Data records
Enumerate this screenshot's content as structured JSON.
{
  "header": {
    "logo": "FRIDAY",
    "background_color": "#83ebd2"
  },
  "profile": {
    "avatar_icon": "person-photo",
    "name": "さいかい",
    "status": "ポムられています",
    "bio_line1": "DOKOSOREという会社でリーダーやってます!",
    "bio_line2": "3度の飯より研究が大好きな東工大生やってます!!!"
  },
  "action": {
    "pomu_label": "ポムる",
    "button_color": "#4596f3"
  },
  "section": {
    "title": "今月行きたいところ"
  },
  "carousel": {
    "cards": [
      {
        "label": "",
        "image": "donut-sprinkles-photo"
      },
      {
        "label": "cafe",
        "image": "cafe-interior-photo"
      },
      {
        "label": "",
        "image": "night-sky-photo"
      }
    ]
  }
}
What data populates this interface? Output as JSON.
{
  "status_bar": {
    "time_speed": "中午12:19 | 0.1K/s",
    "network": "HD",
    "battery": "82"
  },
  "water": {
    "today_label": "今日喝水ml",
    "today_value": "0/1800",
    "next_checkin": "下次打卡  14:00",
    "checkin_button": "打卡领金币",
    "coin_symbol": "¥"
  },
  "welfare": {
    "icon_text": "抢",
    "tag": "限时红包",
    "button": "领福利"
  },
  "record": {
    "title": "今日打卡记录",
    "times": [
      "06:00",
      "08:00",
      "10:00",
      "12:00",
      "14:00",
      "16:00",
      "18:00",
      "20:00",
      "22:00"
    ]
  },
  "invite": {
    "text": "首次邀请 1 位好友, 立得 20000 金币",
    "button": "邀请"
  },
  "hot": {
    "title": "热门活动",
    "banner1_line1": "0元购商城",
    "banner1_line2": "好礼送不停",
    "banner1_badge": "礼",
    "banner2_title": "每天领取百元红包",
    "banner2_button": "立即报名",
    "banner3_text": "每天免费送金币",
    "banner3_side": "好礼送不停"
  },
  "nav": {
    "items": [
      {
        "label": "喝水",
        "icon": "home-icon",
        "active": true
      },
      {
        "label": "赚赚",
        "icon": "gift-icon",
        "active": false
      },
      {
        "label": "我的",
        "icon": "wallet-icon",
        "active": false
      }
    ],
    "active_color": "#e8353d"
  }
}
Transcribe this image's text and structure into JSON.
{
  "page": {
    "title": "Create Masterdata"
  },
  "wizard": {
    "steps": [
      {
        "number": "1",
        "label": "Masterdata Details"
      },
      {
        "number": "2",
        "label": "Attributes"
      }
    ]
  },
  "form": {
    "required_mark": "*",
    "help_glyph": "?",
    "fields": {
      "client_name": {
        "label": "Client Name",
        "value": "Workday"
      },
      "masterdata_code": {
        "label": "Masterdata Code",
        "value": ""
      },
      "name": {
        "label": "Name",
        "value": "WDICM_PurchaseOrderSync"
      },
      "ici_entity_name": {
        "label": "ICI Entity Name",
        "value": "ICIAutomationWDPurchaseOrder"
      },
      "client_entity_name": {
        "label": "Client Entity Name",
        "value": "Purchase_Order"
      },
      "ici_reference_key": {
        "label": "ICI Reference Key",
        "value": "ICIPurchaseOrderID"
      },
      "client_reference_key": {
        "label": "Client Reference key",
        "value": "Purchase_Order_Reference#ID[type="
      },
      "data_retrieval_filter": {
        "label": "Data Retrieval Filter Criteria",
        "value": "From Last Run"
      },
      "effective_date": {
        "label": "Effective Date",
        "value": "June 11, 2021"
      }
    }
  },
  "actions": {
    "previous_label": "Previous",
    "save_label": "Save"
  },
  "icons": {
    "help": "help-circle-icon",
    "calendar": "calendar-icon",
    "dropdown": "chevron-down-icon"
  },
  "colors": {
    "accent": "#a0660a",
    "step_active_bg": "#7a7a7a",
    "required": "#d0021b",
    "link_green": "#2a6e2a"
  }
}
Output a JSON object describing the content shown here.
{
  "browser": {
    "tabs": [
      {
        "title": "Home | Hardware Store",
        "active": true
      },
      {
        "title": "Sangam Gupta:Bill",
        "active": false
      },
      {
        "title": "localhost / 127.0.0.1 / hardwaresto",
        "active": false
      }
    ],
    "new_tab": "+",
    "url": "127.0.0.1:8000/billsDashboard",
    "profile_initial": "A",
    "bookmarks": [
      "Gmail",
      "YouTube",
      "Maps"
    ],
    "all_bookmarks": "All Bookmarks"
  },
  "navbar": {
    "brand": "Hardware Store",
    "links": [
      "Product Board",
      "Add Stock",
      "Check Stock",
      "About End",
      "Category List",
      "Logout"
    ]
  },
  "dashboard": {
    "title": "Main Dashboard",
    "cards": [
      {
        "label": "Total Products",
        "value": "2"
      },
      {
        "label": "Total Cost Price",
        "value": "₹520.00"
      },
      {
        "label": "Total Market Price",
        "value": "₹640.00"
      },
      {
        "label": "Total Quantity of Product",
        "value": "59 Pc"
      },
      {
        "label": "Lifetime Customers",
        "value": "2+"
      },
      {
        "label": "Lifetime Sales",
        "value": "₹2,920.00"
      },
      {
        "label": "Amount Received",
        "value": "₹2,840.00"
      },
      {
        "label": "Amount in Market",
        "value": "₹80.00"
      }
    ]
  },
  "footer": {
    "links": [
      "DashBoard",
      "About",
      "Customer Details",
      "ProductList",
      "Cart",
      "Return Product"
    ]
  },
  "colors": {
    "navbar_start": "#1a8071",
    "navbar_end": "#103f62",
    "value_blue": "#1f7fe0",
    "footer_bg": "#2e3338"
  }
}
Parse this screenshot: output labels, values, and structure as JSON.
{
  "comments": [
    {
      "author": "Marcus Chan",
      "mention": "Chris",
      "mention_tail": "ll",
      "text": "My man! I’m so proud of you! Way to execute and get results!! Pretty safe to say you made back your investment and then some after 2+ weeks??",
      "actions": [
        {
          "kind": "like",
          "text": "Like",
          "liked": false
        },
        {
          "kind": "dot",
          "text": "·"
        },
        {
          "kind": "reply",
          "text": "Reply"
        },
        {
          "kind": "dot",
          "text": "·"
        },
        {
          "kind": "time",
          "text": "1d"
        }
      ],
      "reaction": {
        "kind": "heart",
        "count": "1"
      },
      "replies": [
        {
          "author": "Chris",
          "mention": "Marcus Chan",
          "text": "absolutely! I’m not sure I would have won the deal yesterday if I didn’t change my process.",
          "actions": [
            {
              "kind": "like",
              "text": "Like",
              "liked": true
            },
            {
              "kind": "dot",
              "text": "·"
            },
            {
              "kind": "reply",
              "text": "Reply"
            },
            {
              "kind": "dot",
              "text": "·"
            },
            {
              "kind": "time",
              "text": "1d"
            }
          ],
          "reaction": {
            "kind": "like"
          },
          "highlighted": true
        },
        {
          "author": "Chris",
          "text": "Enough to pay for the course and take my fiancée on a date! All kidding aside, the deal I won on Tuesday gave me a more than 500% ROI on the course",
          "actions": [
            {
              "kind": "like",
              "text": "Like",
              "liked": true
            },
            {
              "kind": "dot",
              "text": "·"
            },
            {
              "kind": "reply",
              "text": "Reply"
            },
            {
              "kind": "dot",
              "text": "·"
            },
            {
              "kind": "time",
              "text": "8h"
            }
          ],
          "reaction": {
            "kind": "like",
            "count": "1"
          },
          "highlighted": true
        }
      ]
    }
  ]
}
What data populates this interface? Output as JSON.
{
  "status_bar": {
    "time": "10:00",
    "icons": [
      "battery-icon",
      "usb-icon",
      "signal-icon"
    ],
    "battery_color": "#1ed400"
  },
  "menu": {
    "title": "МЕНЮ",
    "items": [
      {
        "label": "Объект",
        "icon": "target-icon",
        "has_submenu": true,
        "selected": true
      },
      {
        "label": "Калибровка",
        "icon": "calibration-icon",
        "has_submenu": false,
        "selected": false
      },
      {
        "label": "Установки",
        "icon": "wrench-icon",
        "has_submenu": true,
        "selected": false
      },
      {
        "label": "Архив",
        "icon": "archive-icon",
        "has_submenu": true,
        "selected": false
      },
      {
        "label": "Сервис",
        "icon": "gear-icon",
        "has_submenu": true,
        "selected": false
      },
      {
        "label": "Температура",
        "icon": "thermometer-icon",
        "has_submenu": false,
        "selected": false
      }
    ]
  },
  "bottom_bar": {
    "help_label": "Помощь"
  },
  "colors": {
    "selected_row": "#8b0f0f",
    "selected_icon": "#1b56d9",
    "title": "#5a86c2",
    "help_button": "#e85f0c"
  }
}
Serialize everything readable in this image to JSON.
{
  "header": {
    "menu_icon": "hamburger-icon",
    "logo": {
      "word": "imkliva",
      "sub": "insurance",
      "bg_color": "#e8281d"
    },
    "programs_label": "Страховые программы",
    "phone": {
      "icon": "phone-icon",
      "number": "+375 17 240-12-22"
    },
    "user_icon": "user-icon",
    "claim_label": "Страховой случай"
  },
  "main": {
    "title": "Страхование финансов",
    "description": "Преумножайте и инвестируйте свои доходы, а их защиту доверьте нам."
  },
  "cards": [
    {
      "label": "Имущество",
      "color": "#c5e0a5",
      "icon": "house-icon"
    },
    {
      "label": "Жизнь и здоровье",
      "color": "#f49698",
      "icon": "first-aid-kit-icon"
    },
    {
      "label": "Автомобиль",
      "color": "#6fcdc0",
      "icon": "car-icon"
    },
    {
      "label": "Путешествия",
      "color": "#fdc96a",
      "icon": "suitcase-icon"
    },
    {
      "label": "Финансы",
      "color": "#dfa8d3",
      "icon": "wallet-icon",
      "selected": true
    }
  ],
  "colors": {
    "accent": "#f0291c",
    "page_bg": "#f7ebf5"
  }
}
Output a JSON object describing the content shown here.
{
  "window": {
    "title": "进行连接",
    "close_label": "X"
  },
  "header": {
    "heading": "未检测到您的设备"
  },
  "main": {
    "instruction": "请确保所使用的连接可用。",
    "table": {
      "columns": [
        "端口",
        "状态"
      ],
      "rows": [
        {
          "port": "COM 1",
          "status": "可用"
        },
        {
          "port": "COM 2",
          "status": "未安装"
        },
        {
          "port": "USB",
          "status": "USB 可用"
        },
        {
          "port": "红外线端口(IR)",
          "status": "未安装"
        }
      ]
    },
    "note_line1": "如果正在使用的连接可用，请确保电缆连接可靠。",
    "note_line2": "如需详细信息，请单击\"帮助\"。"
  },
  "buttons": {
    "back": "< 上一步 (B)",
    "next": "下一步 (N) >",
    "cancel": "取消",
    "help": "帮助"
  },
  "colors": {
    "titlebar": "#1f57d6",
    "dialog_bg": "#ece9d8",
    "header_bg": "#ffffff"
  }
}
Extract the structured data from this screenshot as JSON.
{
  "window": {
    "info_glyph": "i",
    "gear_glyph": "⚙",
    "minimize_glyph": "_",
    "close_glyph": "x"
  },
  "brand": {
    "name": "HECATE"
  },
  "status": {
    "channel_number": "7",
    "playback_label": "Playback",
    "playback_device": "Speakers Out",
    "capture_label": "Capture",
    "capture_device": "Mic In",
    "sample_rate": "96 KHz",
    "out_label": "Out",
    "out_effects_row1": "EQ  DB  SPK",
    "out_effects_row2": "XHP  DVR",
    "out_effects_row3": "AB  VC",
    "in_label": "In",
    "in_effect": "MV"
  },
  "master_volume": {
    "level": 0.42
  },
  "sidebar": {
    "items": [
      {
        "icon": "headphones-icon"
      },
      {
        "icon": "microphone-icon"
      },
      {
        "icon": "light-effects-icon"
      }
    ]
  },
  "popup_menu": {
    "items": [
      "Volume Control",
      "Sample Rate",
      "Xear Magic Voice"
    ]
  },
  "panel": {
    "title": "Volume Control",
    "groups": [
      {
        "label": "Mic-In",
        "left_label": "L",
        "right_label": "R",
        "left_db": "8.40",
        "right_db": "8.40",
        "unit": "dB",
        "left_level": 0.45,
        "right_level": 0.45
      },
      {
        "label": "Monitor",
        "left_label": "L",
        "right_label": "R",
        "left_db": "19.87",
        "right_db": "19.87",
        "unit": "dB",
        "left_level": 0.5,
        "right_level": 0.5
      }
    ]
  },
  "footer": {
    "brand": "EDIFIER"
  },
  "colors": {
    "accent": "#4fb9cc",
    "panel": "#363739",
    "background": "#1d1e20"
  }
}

What the task asks – State how many lines of the data include the word "port", with nothing else.

Full answer – 4